------ Raw data

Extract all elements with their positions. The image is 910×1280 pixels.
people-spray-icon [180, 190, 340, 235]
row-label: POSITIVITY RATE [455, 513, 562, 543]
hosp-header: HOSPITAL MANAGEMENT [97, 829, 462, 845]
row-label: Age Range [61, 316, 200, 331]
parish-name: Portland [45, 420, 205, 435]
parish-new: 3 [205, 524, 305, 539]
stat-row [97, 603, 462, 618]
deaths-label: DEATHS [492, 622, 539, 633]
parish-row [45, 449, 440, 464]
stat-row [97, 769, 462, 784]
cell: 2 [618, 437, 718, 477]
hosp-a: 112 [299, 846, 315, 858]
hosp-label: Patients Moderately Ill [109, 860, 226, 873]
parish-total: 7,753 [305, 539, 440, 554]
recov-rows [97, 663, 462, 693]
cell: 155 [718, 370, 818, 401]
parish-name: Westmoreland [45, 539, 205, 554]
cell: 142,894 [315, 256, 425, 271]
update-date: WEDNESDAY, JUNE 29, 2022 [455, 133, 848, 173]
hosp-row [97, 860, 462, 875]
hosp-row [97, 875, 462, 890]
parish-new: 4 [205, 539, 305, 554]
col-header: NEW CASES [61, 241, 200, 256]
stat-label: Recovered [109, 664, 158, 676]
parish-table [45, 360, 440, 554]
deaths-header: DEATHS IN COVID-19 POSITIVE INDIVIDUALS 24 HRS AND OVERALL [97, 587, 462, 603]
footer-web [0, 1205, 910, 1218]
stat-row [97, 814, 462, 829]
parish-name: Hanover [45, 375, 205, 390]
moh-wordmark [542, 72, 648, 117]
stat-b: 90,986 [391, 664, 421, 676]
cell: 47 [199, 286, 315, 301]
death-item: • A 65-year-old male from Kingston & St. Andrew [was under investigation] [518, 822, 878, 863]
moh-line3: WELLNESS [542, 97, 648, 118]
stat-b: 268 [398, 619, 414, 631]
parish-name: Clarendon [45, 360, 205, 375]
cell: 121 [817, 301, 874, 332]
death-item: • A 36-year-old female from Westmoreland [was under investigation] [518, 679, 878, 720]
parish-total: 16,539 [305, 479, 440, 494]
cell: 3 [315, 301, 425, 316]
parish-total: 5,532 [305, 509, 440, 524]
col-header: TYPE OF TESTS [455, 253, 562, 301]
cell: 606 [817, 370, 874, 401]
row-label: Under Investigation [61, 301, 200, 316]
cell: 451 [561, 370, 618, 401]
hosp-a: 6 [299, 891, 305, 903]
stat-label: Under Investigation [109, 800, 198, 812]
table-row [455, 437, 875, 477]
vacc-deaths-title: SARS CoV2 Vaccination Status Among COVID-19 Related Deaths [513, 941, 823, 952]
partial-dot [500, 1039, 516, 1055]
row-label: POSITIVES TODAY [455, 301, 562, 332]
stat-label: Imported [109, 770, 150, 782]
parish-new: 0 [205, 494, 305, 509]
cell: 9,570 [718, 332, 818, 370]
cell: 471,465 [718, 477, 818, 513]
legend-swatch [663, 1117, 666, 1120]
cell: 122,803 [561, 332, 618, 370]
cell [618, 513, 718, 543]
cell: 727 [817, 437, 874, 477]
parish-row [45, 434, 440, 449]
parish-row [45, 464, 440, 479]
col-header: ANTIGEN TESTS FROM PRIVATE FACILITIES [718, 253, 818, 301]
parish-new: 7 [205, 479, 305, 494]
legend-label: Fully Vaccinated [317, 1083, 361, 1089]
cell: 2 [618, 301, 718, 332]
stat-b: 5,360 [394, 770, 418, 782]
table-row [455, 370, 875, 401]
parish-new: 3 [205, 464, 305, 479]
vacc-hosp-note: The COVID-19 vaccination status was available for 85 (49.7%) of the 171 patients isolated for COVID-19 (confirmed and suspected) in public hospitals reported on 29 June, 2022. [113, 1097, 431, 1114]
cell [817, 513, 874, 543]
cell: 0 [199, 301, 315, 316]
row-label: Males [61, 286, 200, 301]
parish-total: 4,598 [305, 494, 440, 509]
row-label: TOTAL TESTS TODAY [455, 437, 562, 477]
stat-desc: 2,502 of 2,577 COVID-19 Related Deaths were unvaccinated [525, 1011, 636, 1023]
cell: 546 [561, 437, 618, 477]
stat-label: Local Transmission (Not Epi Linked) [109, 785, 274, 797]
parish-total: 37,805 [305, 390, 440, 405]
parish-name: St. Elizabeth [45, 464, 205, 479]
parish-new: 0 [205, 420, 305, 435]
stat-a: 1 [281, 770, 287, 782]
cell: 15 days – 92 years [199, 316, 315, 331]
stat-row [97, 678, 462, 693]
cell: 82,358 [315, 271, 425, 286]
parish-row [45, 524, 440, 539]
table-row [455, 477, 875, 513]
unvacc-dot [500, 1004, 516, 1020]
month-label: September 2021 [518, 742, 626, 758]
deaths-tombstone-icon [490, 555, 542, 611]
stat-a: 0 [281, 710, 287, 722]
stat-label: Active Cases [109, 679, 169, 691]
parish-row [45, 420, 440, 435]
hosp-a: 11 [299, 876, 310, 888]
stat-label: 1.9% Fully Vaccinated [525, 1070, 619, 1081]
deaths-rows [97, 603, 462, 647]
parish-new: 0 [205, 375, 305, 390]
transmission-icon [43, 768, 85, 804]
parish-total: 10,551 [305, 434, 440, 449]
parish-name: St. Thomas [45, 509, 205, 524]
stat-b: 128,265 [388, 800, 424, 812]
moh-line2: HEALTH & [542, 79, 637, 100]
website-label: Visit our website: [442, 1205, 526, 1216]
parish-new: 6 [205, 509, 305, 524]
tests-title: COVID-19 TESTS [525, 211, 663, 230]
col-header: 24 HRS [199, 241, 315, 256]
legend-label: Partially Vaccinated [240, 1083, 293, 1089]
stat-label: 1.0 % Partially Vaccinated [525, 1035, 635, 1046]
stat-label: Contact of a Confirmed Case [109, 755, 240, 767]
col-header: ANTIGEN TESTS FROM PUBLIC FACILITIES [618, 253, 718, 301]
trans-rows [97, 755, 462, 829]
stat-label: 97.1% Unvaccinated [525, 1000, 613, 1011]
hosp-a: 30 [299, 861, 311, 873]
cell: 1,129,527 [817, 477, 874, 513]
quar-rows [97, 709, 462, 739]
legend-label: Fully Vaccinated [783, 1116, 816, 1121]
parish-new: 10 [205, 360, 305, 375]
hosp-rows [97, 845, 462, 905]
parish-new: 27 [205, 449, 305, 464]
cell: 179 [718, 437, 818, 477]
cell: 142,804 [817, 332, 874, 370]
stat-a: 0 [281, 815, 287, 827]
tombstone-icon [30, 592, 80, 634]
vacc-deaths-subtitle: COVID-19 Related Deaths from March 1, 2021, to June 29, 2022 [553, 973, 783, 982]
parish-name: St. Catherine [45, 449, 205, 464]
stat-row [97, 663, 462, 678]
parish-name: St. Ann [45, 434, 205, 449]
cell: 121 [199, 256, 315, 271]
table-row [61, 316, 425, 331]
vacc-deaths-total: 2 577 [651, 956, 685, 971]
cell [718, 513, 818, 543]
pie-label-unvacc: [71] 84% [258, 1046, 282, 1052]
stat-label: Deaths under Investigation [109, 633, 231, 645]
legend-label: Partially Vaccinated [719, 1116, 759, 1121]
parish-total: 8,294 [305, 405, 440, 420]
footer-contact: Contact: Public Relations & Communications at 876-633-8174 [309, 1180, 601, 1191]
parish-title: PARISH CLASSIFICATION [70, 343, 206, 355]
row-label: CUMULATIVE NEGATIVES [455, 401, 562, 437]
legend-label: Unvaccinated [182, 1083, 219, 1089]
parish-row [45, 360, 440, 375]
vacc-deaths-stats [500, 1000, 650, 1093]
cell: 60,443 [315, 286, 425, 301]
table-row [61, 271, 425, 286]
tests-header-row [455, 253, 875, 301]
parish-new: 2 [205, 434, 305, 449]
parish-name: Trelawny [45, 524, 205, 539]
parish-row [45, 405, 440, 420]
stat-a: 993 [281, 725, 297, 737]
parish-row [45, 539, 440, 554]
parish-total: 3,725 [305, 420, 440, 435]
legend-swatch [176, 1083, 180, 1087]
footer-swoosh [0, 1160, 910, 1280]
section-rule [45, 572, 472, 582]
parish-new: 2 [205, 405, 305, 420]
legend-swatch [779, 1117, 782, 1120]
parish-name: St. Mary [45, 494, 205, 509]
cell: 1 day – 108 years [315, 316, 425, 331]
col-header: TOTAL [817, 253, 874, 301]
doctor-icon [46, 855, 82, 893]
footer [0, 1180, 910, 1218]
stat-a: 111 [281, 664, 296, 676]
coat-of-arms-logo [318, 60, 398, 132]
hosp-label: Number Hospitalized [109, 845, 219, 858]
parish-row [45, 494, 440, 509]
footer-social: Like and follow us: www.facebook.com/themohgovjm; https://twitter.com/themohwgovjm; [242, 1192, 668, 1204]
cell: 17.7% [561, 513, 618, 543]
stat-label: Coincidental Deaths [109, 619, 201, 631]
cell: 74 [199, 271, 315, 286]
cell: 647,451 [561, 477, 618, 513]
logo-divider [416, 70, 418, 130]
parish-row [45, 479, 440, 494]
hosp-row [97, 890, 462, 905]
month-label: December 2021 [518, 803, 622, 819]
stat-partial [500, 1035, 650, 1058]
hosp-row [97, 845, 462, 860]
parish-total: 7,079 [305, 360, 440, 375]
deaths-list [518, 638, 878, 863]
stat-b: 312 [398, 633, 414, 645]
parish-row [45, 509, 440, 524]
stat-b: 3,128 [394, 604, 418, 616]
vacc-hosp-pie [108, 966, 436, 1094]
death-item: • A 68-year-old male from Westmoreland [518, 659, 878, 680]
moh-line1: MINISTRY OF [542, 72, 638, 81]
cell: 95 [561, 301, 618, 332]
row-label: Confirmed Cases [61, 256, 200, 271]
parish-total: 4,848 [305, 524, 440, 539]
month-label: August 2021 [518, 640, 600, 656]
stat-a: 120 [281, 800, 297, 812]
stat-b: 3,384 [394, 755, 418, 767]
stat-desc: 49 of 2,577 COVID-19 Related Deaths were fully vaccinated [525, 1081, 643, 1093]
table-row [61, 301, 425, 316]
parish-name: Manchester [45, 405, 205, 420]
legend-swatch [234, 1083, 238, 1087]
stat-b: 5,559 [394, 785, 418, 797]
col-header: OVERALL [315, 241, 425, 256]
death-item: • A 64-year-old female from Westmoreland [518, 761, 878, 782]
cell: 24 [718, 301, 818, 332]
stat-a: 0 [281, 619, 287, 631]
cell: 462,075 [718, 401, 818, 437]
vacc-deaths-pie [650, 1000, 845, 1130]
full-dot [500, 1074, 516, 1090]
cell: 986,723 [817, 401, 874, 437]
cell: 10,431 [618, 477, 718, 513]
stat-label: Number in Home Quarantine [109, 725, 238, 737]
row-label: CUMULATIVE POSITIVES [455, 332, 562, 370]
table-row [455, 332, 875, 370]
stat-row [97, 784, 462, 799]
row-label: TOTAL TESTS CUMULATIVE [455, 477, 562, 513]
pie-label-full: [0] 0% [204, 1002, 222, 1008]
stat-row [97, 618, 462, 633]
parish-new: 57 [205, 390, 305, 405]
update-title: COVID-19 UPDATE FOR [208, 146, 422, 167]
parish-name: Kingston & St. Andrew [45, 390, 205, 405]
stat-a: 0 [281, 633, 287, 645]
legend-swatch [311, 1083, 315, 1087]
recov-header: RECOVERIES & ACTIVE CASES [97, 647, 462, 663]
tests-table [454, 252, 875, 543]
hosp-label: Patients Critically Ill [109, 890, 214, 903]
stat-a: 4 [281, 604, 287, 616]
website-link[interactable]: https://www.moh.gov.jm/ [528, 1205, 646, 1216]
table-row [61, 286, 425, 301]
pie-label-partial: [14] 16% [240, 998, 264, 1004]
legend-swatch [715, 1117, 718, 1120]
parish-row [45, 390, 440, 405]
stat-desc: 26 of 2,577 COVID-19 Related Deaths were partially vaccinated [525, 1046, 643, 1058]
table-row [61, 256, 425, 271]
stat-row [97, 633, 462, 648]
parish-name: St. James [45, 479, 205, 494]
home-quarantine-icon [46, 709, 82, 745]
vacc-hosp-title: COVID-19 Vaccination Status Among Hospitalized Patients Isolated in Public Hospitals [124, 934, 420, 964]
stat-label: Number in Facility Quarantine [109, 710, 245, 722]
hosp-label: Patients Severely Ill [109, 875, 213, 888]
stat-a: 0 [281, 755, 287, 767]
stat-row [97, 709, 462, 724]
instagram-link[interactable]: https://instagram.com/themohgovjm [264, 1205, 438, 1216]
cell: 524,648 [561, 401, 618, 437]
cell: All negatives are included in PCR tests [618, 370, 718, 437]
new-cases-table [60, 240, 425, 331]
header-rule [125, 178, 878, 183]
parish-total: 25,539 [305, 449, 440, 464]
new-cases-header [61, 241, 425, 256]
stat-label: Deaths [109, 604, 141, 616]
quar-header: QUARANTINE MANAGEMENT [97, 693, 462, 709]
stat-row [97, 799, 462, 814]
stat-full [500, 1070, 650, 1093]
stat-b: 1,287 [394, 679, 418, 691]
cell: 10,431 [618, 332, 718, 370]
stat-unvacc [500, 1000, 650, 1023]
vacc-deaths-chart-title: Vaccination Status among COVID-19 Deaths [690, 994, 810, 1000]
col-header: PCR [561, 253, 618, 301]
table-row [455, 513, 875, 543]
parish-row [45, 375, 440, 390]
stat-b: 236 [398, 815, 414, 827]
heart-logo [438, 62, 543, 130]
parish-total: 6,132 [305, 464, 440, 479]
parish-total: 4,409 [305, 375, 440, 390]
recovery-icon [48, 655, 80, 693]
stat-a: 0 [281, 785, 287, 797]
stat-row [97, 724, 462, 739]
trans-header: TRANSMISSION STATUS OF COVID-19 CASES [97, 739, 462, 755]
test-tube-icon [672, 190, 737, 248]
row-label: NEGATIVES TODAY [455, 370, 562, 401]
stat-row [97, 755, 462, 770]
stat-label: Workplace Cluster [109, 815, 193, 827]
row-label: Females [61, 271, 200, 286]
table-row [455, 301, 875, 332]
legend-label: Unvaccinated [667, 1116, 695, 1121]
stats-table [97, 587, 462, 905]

------------

**What you are asked to do**: For every line above that includes the string "interactable", copy the line.

**Exercise response**:
website-link[interactable]: https://www.moh.gov.jm/ [528, 1205, 646, 1216]
instagram-link[interactable]: https://instagram.com/themohgovjm [264, 1205, 438, 1216]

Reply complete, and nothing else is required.